→ SET TASK: Extract the entries in their exact form.
━━ TASK INPUT ━━
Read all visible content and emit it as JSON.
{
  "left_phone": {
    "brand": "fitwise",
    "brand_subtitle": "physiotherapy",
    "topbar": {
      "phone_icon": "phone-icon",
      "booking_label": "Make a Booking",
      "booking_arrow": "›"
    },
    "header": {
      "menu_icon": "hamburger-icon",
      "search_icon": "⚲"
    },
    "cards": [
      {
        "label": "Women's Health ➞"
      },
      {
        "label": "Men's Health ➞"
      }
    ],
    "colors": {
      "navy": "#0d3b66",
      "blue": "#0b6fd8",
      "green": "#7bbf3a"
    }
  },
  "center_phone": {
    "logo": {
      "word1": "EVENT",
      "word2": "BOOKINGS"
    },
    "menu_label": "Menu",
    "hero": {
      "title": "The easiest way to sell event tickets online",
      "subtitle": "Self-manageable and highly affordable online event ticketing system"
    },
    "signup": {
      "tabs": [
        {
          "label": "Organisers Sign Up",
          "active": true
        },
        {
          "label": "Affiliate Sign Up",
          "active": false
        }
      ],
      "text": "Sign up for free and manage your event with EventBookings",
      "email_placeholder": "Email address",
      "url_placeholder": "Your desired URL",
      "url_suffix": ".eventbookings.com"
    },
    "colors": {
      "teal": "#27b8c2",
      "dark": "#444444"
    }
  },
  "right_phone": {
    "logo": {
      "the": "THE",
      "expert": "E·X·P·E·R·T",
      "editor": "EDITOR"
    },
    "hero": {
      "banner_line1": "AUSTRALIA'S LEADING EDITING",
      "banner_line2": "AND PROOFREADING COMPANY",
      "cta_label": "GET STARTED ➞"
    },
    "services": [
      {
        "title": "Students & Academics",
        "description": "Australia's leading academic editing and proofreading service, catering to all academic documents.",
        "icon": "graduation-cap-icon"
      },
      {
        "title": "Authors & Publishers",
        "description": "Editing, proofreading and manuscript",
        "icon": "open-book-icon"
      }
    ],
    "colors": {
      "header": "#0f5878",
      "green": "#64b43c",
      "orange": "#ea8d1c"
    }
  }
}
━━━
→ THE RESPONSE:
Read all visible content and emit it as JSON.
{
  "left_phone": {
    "brand": "fitwise",
    "brand_subtitle": "physiotherapy",
    "topbar": {
      "phone_icon": "phone-icon",
      "booking_label": "Make a Booking",
      "booking_arrow": "›"
    },
    "header": {
      "menu_icon": "hamburger-icon",
      "search_icon": "⚲"
    },
    "cards": [
      {
        "label": "Women's Health ➞"
      },
      {
        "label": "Men's Health ➞"
      }
    ],
    "colors": {
      "navy": "#0d3b66",
      "blue": "#0b6fd8",
      "green": "#7bbf3a"
    }
  },
  "center_phone": {
    "logo": {
      "word1": "EVENT",
      "word2": "BOOKINGS"
    },
    "menu_label": "Menu",
    "hero": {
      "title": "The easiest way to sell event tickets online",
      "subtitle": "Self-manageable and highly affordable online event ticketing system"
    },
    "signup": {
      "tabs": [
        {
          "label": "Organisers Sign Up",
          "active": true
        },
        {
          "label": "Affiliate Sign Up",
          "active": false
        }
      ],
      "text": "Sign up for free and manage your event with EventBookings",
      "email_placeholder": "Email address",
      "url_placeholder": "Your desired URL",
      "url_suffix": ".eventbookings.com"
    },
    "colors": {
      "teal": "#27b8c2",
      "dark": "#444444"
    }
  },
  "right_phone": {
    "logo": {
      "the": "THE",
      "expert": "E·X·P·E·R·T",
      "editor": "EDITOR"
    },
    "hero": {
      "banner_line1": "AUSTRALIA'S LEADING EDITING",
      "banner_line2": "AND PROOFREADING COMPANY",
      "cta_label": "GET STARTED ➞"
    },
    "services": [
      {
        "title": "Students & Academics",
        "description": "Australia's leading academic editing and proofreading service, catering to all academic documents.",
        "icon": "graduation-cap-icon"
      },
      {
        "title": "Authors & Publishers",
        "description": "Editing, proofreading and manuscript",
        "icon": "open-book-icon"
      }
    ],
    "colors": {
      "header": "#0f5878",
      "green": "#64b43c",
      "orange": "#ea8d1c"
    }
  }
}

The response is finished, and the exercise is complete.